"""

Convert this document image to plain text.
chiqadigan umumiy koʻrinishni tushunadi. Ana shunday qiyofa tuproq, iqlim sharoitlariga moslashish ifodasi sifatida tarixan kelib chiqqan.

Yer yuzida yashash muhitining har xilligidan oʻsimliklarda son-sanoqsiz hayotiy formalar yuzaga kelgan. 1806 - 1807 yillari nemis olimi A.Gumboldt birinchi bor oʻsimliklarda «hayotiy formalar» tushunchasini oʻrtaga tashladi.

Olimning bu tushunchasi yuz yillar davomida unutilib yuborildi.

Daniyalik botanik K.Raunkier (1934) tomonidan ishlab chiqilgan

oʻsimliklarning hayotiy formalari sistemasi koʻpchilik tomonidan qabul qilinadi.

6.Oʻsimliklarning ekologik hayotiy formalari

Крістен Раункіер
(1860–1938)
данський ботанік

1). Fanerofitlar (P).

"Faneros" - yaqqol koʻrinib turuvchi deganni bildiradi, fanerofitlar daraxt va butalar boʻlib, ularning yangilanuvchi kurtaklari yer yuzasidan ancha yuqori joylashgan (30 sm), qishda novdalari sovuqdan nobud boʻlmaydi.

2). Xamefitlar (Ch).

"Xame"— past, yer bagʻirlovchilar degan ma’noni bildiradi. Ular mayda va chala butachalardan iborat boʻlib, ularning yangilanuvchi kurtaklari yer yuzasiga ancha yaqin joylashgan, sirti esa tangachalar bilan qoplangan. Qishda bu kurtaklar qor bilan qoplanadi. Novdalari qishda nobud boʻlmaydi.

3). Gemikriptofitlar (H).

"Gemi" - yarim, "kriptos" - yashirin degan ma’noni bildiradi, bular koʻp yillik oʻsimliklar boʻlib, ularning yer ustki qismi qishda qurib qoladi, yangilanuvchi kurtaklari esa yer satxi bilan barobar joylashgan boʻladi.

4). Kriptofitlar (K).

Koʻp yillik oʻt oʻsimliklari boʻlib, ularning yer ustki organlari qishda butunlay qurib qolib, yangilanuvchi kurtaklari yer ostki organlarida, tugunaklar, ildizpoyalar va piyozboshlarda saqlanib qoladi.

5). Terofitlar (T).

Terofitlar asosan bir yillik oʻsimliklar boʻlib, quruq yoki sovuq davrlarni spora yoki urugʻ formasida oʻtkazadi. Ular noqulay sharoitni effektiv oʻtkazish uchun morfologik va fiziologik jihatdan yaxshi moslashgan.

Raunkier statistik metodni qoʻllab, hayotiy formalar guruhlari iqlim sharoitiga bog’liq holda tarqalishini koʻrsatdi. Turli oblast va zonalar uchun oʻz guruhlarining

"""

__YOUR GOAL__.
Retype the material above, line by line, exactly.

__THE ANSWER__.
Convert this document image to plain text.
chiqadigan umumiy koʻrinishni tushunadi. Ana shunday qiyofa tuproq, iqlim sharoitlariga moslashish ifodasi sifatida tarixan kelib chiqqan.

Yer yuzida yashash muhitining har xilligidan oʻsimliklarda son-sanoqsiz hayotiy formalar yuzaga kelgan. 1806 - 1807 yillari nemis olimi A.Gumboldt birinchi bor oʻsimliklarda «hayotiy formalar» tushunchasini oʻrtaga tashladi.

Olimning bu tushunchasi yuz yillar davomida unutilib yuborildi.

Daniyalik botanik K.Raunkier (1934) tomonidan ishlab chiqilgan

oʻsimliklarning hayotiy formalari sistemasi koʻpchilik tomonidan qabul qilinadi.

6.Oʻsimliklarning ekologik hayotiy formalari

Крістен Раункіер
(1860–1938)
данський ботанік

1). Fanerofitlar (P).

"Faneros" - yaqqol koʻrinib turuvchi deganni bildiradi, fanerofitlar daraxt va butalar boʻlib, ularning yangilanuvchi kurtaklari yer yuzasidan ancha yuqori joylashgan (30 sm), qishda novdalari sovuqdan nobud boʻlmaydi.

2). Xamefitlar (Ch).

"Xame"— past, yer bagʻirlovchilar degan ma’noni bildiradi. Ular mayda va chala butachalardan iborat boʻlib, ularning yangilanuvchi kurtaklari yer yuzasiga ancha yaqin joylashgan, sirti esa tangachalar bilan qoplangan. Qishda bu kurtaklar qor bilan qoplanadi. Novdalari qishda nobud boʻlmaydi.

3). Gemikriptofitlar (H).

"Gemi" - yarim, "kriptos" - yashirin degan ma’noni bildiradi, bular koʻp yillik oʻsimliklar boʻlib, ularning yer ustki qismi qishda qurib qoladi, yangilanuvchi kurtaklari esa yer satxi bilan barobar joylashgan boʻladi.

4). Kriptofitlar (K).

Koʻp yillik oʻt oʻsimliklari boʻlib, ularning yer ustki organlari qishda butunlay qurib qolib, yangilanuvchi kurtaklari yer ostki organlarida, tugunaklar, ildizpoyalar va piyozboshlarda saqlanib qoladi.

5). Terofitlar (T).

Terofitlar asosan bir yillik oʻsimliklar boʻlib, quruq yoki sovuq davrlarni spora yoki urugʻ formasida oʻtkazadi. Ular noqulay sharoitni effektiv oʻtkazish uchun morfologik va fiziologik jihatdan yaxshi moslashgan.

Raunkier statistik metodni qoʻllab, hayotiy formalar guruhlari iqlim sharoitiga bog’liq holda tarqalishini koʻrsatdi. Turli oblast va zonalar uchun oʻz guruhlarining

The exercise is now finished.